-- Set problem --
Output the full listing word for word.

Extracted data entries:
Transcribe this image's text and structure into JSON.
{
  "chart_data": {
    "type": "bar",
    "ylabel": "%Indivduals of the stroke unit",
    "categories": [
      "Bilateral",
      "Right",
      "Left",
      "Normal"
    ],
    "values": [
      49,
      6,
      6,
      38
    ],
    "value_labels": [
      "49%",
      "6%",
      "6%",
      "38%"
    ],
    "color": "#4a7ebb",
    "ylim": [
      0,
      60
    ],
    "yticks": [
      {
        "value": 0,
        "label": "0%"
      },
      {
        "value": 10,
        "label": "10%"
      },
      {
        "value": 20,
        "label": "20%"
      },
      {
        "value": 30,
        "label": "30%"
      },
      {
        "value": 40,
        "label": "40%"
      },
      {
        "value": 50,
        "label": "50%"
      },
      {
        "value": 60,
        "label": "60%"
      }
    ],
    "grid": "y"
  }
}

-- Reply --
Transcribe this image's text and structure into JSON.
{
  "chart_data": {
    "type": "bar",
    "ylabel": "%Indivduals of the stroke unit",
    "categories": [
      "Bilateral",
      "Right",
      "Left",
      "Normal"
    ],
    "values": [
      49,
      6,
      6,
      38
    ],
    "value_labels": [
      "49%",
      "6%",
      "6%",
      "38%"
    ],
    "color": "#4a7ebb",
    "ylim": [
      0,
      60
    ],
    "yticks": [
      {
        "value": 0,
        "label": "0%"
      },
      {
        "value": 10,
        "label": "10%"
      },
      {
        "value": 20,
        "label": "20%"
      },
      {
        "value": 30,
        "label": "30%"
      },
      {
        "value": 40,
        "label": "40%"
      },
      {
        "value": 50,
        "label": "50%"
      },
      {
        "value": 60,
        "label": "60%"
      }
    ],
    "grid": "y"
  }
}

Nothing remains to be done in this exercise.